■ Document excerpt

-- BEGIN --

From: Honglei Huang <[email protected]>

Implement the GPU page table mapping core for SVM ranges:

- PTE flag computation per GC IP version (9.4.x, 11.x, 12.x) with
  coherency mode selection (UC/NC/CC/RW) based on SVM flags
- GPU PTE update helpers using amdgpu_vm_update_range with DMA
  address coalescing across contiguous pagemap entries
- Range mapping loop: find_or_insert via drm_gpusvm, get_pages,
  validate under notifier lock, update GPU PTEs, flush TLB
- Attribute-aware mapping: walk the attr tree to map only accessible
  ranges with correct PTE flags
- Attribute change handler: detect trigger types and remap intervals
  when PTE flags, mapping flags, or access state changes

Signed-off-by: Honglei Huang <[email protected]>
---
 drivers/gpu/drm/amd/amdgpu/amdgpu_svm_range.c | 539 ++++++++++++++++++
 1 file changed, 539 insertions(+)

-- END --

■ Request A
According to the SVM range mapping patch, which GC IP versions does the PTE flag computation cover?
■ Request B
Extract the passage of the SVM range mapping patch from "Signed-off-by: Honglei Huang" to "changed, 539 insertions(+)".
■ Request C
Write what comes next in the SVM range mapping patch, beginning after its final line.

[Layout region records]
-- BEGIN --

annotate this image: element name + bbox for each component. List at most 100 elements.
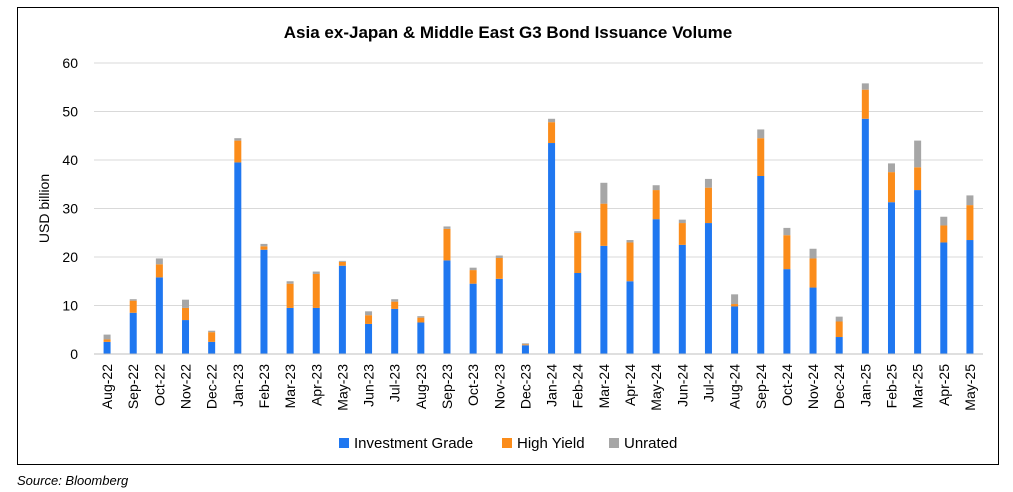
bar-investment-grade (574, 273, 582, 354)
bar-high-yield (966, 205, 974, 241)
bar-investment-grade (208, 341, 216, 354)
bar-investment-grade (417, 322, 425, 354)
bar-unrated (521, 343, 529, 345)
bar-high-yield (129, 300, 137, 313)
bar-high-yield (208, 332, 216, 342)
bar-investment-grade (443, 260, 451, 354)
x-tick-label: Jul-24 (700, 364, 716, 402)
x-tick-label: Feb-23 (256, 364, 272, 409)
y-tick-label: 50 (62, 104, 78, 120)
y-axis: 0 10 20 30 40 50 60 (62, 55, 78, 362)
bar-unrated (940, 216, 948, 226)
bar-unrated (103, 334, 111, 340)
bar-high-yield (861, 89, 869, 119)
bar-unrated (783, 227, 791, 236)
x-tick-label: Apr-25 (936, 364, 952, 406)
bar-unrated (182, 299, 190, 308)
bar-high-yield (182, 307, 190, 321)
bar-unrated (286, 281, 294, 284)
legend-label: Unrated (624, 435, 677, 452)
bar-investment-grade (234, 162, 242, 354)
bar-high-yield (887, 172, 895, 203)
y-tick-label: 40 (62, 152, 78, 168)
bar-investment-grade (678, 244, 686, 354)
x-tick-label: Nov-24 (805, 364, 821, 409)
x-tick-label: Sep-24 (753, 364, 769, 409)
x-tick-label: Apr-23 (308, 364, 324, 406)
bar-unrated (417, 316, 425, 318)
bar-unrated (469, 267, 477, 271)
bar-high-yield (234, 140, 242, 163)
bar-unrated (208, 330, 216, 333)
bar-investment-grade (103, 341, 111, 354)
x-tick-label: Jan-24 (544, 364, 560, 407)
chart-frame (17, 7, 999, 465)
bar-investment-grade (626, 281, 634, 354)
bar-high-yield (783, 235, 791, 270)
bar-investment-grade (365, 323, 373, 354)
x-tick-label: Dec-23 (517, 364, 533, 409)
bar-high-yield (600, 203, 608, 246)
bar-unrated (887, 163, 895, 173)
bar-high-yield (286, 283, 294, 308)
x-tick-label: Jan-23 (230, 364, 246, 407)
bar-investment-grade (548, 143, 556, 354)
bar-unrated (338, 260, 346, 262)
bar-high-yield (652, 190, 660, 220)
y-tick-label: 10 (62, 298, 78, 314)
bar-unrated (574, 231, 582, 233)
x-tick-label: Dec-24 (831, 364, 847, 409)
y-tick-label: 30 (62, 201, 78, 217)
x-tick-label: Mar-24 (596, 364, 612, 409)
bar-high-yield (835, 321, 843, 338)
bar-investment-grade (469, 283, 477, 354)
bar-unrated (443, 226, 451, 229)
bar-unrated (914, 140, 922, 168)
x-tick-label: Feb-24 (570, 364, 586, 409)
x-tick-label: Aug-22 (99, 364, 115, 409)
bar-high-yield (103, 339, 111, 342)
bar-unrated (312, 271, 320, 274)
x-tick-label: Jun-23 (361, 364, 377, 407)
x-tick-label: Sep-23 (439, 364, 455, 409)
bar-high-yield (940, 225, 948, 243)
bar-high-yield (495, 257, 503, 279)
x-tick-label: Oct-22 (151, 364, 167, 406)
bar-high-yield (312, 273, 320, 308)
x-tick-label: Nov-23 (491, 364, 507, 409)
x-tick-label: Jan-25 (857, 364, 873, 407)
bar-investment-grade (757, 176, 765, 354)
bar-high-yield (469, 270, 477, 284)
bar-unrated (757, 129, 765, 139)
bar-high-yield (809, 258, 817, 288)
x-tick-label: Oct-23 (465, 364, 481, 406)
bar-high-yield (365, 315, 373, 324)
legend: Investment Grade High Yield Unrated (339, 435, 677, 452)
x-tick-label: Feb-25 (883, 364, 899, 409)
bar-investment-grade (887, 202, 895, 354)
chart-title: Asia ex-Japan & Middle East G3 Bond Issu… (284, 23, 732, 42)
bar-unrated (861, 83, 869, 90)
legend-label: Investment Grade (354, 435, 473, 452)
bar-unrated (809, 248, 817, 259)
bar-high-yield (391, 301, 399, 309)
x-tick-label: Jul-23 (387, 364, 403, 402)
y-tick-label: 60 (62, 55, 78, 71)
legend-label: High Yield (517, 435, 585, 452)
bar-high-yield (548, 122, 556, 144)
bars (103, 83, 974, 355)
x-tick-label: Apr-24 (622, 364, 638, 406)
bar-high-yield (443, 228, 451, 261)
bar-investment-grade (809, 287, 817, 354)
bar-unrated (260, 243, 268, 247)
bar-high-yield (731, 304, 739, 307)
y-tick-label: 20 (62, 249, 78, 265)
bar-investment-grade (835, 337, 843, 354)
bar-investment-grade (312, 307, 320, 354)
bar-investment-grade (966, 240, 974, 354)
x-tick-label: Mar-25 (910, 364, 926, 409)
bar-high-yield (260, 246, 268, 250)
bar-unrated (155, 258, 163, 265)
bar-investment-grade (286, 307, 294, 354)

-- END --

■ Written answer A
9.4.x, 11.x, and 12.x.

■ Written answer B
Signed-off-by: Honglei Huang <[email protected]>
---
 drivers/gpu/drm/amd/amdgpu/amdgpu_svm_range.c | 539 ++++++++++++++++++
 1 file changed, 539 insertions(+)

■ Written answer C
 create mode 100644 drivers/gpu/drm/amd/amdgpu/amdgpu_svm_range.c

diff --git a/drivers/gpu/drm/amd/amdgpu/amdgpu_svm_range.c 
b/drivers/gpu/drm/amd/amdgpu/amdgpu_svm_range.c
new file mode 100644
index 000000000..b3bd4e2e6
--- /dev/null
+++ b/drivers/gpu/drm/amd/amdgpu/amdgpu_svm_range.c
@@ -0,0 +1,539 @@
+/* SPDX-License-Identifier: GPL-2.0 OR MIT */
+/*
+ * Copyright 2026 Advanced Micro Devices, Inc.
+ *
+ * Permission is hereby granted, free of charge, to any person obtaining a
+ * copy of this software and associated documentation files (the "Software"),
+ * to deal in the Software without restriction, including without limitation
+ * the rights to use, copy, modify, merge, publish, distribute, sublicense,
+ * and/or sell copies of the Software, and to permit persons to whom the
+ * Software is furnished to do so, subject to the following conditions:
+ *
+ * The above copyright notice and this permission notice shall be included in
+ * all copies or substantial portions of the Software.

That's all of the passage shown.